__Written exercise__
Count every line where "name" occurs. Give the total alone.

Items from a figure collection
##############################

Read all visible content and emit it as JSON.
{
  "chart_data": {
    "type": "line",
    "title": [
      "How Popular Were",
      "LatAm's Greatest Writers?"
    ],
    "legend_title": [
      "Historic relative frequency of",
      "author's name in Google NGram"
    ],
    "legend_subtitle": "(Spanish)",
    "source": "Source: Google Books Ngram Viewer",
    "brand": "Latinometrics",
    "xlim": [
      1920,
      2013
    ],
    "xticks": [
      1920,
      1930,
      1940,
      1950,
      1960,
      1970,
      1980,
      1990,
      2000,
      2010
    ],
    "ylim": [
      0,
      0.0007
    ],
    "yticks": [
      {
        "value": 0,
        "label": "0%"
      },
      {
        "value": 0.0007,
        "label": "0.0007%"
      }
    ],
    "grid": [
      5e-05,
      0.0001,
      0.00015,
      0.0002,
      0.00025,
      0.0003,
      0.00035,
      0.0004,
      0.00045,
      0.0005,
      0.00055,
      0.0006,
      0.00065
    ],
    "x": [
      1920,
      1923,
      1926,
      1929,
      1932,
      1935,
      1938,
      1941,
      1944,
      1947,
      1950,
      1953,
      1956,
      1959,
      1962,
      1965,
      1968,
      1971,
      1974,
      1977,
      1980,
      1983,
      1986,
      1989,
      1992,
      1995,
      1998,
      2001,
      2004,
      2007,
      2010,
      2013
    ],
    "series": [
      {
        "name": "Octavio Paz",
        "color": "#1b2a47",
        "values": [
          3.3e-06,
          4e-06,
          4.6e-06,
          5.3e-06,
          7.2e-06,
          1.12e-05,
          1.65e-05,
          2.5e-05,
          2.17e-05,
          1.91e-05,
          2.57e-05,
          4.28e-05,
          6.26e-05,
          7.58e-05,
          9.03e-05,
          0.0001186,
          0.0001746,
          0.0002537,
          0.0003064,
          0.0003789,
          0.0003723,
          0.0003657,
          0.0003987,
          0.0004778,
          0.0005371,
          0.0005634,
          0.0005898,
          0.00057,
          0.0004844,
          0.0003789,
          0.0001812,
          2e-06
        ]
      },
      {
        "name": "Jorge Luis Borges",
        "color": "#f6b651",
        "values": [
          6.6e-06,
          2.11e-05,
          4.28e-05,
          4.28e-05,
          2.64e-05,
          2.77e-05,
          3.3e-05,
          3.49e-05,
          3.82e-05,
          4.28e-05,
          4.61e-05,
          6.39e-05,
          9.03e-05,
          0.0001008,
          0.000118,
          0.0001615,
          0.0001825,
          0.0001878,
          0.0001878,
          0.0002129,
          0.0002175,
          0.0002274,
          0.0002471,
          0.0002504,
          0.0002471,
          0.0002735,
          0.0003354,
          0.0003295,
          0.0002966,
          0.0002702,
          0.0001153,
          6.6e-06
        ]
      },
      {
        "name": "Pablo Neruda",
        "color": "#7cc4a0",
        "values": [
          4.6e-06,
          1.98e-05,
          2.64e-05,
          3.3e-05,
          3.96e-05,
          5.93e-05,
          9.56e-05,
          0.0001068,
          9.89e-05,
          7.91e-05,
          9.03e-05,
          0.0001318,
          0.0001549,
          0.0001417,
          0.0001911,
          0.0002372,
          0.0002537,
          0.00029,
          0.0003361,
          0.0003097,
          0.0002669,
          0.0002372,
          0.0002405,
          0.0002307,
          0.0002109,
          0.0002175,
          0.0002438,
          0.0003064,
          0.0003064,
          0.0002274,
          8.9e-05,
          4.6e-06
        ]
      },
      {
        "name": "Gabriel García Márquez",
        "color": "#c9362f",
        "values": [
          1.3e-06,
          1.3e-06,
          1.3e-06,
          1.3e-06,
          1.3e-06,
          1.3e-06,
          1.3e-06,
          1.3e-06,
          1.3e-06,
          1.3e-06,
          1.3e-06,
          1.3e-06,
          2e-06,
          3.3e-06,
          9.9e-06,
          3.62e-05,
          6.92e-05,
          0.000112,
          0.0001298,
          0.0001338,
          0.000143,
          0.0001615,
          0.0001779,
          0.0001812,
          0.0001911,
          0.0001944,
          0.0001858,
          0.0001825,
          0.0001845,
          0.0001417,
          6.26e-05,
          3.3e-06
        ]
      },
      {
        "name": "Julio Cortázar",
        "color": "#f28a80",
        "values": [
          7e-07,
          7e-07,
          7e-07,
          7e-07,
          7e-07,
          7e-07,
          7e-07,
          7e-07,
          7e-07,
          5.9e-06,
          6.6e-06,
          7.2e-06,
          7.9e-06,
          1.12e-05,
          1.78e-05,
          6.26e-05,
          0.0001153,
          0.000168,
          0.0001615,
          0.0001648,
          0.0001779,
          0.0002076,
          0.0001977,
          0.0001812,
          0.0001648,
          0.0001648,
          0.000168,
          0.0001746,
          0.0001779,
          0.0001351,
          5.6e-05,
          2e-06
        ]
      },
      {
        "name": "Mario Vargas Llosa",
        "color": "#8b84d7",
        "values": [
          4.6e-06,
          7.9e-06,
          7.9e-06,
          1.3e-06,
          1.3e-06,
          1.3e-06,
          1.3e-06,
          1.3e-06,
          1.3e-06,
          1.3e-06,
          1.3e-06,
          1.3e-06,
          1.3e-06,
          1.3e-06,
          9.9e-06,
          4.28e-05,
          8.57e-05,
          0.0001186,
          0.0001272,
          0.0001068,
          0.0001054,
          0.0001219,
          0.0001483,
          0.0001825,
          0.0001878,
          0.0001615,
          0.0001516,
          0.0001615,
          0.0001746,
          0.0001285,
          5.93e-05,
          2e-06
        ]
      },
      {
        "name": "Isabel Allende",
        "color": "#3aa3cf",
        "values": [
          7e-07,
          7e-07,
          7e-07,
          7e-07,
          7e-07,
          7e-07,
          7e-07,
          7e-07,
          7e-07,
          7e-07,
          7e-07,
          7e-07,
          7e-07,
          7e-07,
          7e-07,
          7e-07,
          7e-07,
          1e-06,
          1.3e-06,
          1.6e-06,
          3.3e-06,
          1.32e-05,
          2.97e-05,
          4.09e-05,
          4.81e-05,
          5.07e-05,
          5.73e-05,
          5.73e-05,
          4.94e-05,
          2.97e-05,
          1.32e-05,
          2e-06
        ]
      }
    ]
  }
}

##############################

__Solution__
8